↓

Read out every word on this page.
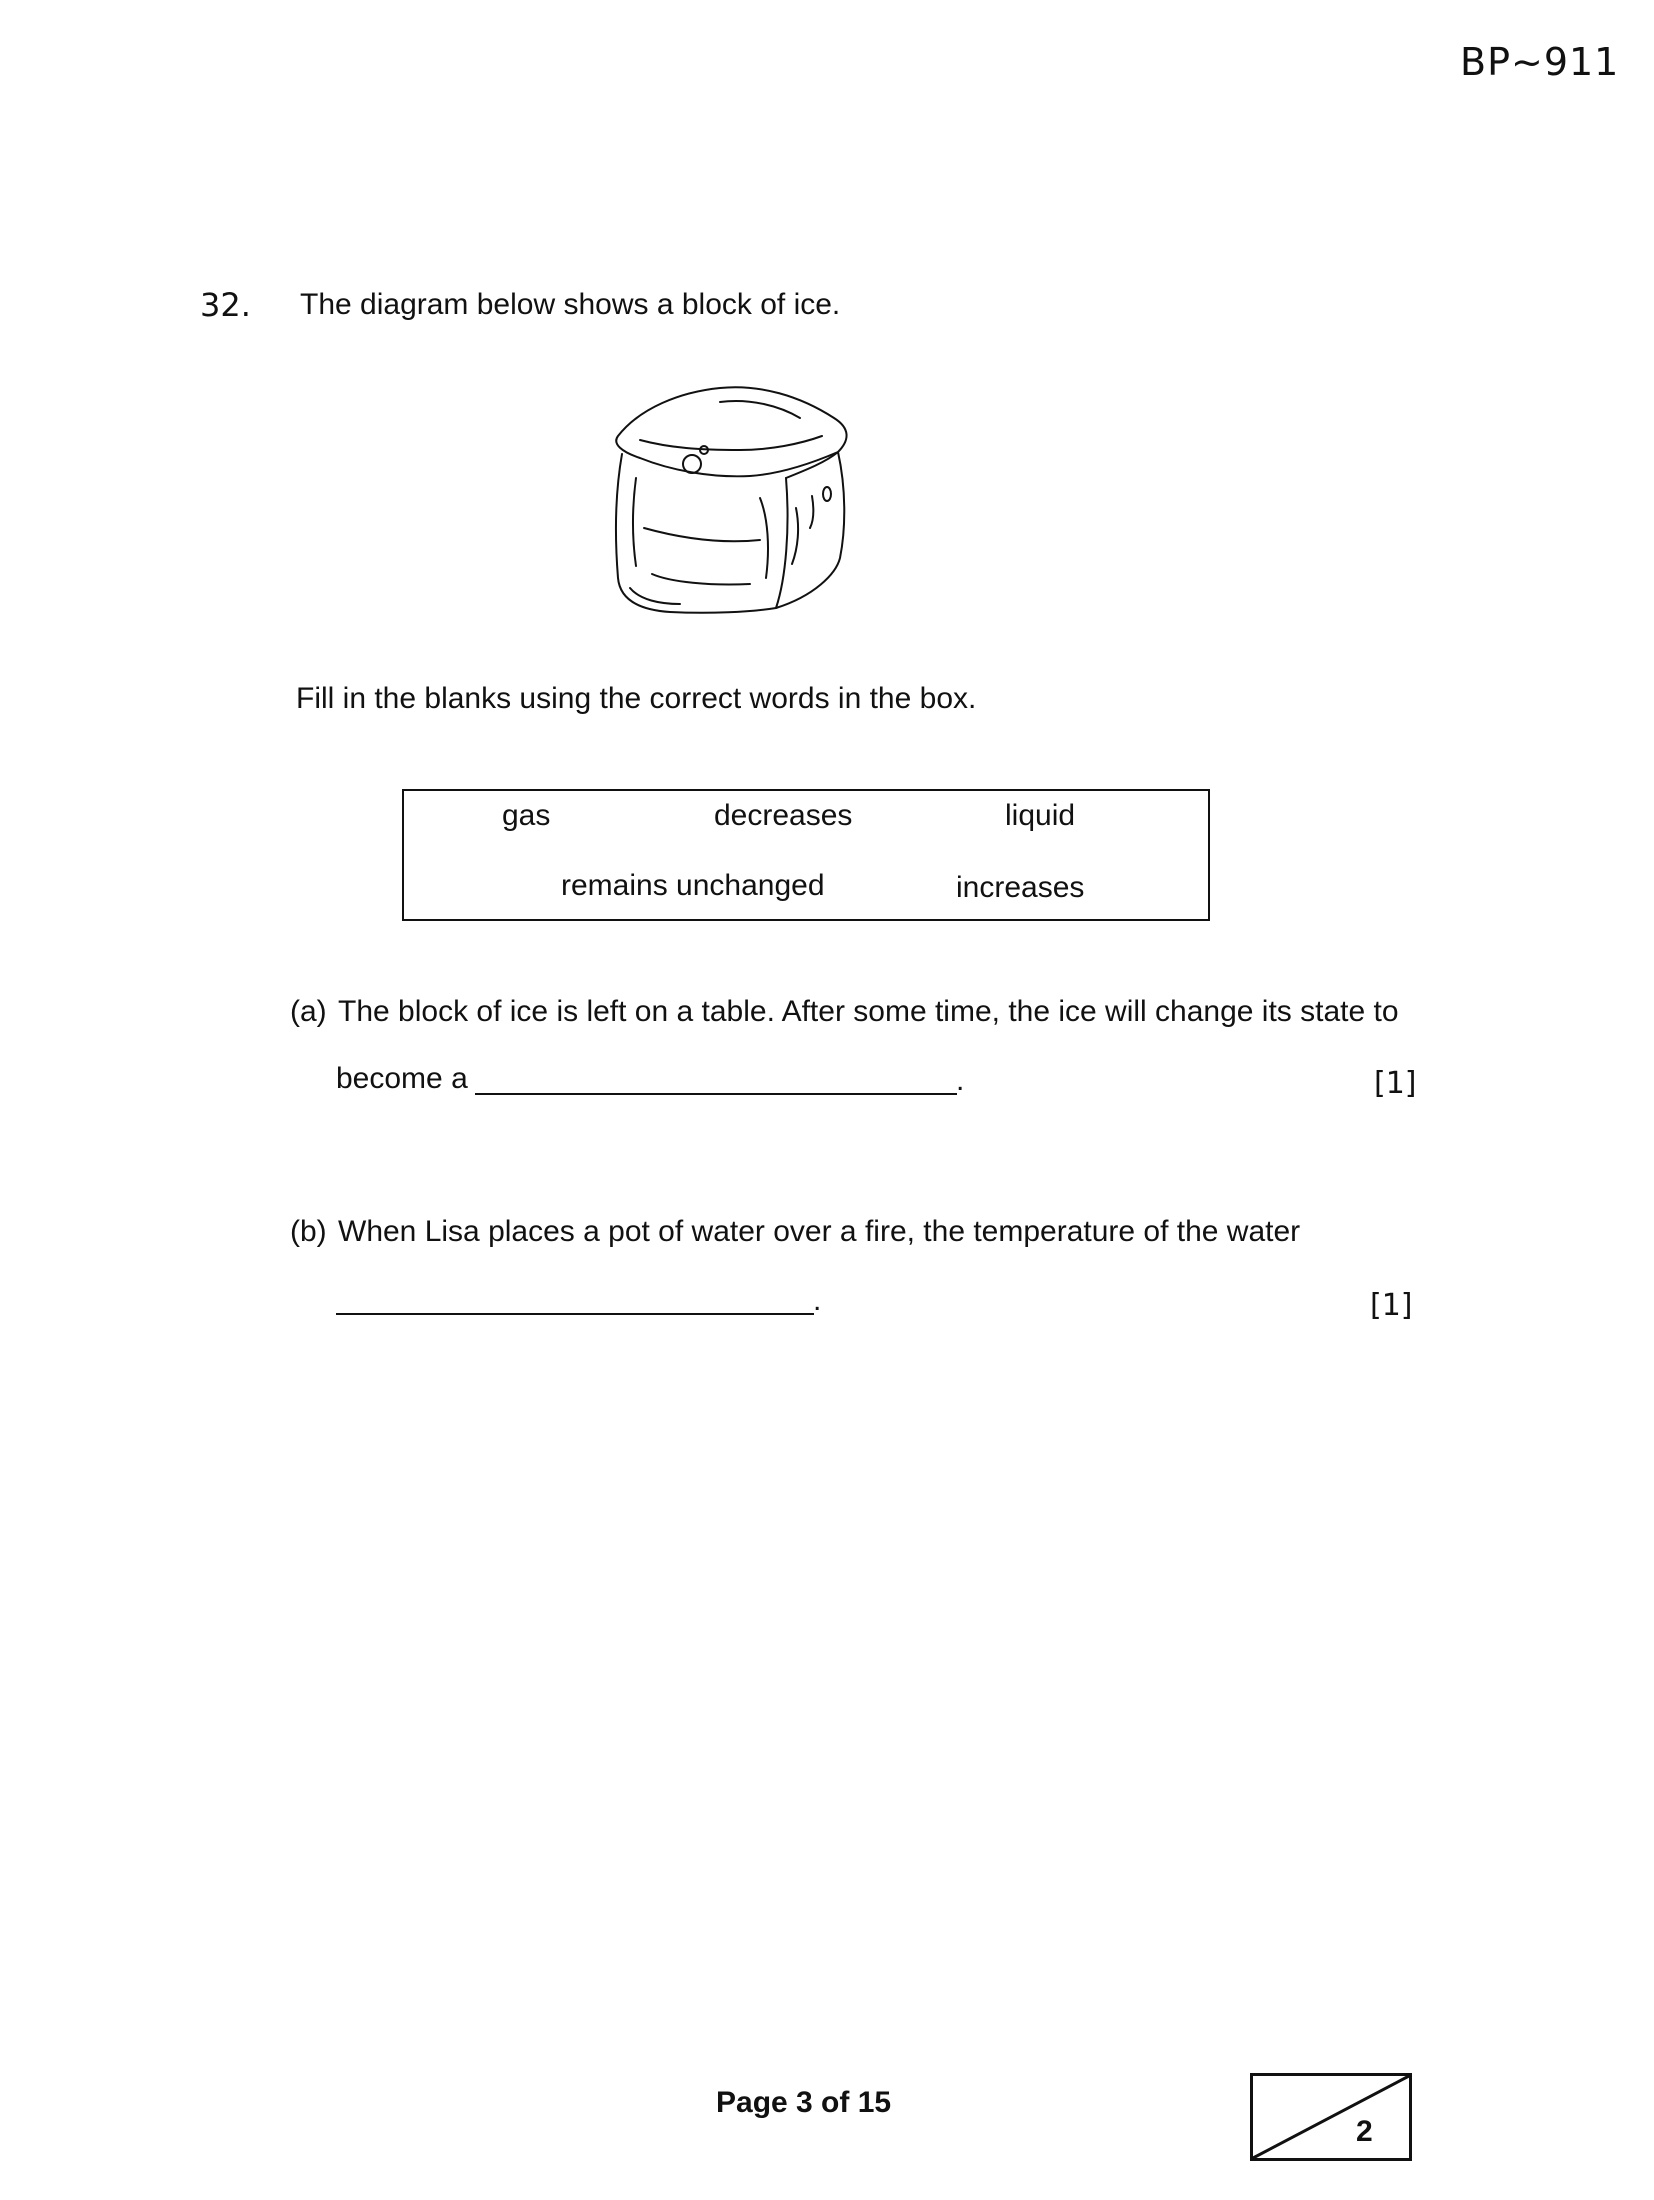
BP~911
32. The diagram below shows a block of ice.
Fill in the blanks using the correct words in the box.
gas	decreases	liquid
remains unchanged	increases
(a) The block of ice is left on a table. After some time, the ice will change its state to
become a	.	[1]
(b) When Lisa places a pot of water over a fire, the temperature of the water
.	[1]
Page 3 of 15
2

↑
↓

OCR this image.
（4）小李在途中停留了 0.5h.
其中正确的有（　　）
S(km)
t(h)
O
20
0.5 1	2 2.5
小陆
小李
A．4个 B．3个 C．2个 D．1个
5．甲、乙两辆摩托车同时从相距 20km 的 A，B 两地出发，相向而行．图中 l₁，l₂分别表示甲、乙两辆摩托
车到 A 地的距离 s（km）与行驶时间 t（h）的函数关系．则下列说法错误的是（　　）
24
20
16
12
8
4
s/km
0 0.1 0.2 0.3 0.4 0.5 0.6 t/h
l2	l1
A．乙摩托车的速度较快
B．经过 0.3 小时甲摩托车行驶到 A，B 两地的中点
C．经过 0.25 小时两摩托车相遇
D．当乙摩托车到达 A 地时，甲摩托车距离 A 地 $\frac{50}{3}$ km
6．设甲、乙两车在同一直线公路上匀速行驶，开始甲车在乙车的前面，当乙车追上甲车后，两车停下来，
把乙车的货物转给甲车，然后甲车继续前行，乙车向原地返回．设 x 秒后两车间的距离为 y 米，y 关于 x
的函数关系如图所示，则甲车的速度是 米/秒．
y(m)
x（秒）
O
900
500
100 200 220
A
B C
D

↑

Task to carry out
Tally how many lines of the material contain the word "block". The answer must be the number and nothing else.

Output of the task
2